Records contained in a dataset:
◇ ◇ ◇ ◇ ◇ ◇ ◇
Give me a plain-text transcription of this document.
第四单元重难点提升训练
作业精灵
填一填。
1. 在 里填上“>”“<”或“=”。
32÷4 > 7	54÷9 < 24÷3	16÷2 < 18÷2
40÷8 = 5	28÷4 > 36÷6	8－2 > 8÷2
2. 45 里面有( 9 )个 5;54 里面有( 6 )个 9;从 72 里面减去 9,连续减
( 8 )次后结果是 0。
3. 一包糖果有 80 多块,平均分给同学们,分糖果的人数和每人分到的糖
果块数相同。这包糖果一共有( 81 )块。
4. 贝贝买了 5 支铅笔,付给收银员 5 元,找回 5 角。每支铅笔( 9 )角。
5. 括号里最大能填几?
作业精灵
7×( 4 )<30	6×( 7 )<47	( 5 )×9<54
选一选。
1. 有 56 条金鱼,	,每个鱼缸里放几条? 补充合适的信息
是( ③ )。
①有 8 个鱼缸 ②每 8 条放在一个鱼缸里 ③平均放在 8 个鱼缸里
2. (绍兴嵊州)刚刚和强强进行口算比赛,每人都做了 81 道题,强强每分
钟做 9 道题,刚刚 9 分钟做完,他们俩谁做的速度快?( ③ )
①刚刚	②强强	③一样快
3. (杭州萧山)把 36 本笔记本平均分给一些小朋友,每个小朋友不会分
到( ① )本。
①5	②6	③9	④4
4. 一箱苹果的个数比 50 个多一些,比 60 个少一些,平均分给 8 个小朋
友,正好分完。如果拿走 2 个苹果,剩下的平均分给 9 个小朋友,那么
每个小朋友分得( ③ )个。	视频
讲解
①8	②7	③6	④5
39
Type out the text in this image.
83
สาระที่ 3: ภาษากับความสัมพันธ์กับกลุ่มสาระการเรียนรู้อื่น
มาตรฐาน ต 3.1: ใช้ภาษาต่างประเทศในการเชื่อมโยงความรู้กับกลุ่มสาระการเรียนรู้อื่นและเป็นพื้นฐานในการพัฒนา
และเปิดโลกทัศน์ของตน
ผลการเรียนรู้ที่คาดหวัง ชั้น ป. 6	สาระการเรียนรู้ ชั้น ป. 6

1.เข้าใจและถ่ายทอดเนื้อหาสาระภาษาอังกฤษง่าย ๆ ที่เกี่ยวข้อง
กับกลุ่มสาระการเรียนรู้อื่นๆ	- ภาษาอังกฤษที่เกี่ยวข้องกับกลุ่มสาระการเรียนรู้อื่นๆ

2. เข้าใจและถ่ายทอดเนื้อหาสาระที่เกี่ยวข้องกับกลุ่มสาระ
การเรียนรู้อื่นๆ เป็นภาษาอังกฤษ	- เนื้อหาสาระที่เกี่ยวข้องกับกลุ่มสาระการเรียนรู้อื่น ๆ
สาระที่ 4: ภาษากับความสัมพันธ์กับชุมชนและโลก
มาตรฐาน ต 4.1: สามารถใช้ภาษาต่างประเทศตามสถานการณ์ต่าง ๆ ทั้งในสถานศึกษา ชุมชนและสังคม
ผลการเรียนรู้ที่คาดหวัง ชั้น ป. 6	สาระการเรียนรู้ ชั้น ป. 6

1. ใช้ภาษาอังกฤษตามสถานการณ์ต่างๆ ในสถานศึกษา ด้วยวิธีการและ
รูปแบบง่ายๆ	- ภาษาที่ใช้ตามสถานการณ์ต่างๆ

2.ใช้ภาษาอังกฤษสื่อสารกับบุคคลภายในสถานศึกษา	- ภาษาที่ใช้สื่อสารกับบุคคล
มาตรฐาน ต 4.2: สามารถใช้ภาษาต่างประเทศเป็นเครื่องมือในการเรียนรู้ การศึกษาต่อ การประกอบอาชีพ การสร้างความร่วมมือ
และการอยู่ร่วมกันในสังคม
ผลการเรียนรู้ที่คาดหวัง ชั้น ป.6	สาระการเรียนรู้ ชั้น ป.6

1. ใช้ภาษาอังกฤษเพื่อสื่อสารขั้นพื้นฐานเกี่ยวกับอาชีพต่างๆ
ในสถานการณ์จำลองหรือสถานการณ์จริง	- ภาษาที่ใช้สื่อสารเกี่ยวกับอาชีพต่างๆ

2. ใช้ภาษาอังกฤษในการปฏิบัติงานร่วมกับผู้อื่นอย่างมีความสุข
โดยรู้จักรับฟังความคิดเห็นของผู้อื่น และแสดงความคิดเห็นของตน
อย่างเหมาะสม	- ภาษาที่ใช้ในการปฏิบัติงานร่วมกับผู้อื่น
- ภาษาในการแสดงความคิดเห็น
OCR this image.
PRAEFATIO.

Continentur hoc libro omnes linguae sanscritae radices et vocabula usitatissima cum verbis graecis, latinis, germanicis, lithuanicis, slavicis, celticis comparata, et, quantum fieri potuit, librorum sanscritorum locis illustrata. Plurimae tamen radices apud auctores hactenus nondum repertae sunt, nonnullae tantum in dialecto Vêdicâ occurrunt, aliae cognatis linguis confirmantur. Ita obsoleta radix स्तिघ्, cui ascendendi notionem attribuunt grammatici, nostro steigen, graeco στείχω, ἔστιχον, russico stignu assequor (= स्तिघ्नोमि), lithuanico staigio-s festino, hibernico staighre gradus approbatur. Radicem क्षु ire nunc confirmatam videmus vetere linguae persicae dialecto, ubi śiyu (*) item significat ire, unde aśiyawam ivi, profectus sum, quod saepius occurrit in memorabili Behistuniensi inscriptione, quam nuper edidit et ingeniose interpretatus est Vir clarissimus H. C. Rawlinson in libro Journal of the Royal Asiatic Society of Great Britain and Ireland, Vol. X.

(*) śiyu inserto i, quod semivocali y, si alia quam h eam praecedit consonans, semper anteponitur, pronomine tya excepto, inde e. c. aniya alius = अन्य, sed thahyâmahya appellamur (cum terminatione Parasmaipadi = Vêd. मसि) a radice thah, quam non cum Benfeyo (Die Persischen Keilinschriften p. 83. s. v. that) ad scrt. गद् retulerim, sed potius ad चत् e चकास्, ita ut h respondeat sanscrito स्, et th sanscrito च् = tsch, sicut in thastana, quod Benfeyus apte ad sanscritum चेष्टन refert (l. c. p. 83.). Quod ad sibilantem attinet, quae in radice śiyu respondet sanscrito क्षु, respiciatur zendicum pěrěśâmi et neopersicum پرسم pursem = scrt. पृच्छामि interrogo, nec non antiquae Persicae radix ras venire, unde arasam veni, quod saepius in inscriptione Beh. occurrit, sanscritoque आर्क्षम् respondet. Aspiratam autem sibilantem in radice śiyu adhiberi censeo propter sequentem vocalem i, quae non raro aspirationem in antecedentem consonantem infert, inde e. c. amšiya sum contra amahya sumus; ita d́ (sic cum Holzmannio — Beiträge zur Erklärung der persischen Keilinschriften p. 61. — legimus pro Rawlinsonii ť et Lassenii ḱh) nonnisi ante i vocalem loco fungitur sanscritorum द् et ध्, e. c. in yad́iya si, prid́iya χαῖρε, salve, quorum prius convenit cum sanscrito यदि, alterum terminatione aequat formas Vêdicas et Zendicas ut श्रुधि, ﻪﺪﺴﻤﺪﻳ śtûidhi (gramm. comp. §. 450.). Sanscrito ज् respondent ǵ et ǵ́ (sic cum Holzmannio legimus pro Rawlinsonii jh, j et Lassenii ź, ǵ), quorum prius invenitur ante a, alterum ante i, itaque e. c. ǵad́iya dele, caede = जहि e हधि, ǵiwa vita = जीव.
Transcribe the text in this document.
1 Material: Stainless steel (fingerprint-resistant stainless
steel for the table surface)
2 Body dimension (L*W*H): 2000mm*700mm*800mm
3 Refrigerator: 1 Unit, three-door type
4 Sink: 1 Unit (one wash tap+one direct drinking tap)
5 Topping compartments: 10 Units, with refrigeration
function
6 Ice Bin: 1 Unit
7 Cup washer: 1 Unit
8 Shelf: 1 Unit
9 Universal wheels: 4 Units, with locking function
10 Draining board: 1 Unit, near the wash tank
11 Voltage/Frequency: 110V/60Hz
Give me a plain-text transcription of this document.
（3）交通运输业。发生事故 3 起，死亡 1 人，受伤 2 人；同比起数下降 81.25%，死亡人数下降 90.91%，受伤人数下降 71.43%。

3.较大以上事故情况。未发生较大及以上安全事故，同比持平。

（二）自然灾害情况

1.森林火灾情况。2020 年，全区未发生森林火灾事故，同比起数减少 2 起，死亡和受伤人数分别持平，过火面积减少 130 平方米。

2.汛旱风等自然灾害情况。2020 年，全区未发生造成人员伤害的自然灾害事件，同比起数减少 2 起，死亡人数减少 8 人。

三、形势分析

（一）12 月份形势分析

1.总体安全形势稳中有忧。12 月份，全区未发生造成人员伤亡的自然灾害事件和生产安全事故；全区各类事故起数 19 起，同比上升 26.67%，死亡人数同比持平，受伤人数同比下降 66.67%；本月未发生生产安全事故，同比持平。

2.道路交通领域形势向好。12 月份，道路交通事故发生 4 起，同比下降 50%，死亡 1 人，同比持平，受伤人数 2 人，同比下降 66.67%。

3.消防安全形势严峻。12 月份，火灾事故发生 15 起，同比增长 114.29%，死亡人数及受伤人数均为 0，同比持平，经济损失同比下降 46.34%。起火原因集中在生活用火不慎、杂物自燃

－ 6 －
◇ ◇ ◇ ◇ ◇ ◇ ◇
▸ **Instructions to follow**
Copy every line of the listing where the word "ภาษาก" appears.

▸ **Output for this task**
สาระที่ 3: ภาษากับความสัมพันธ์กับกลุ่มสาระการเรียนรู้อื่น
สาระที่ 4: ภาษากับความสัมพันธ์กับชุมชนและโลก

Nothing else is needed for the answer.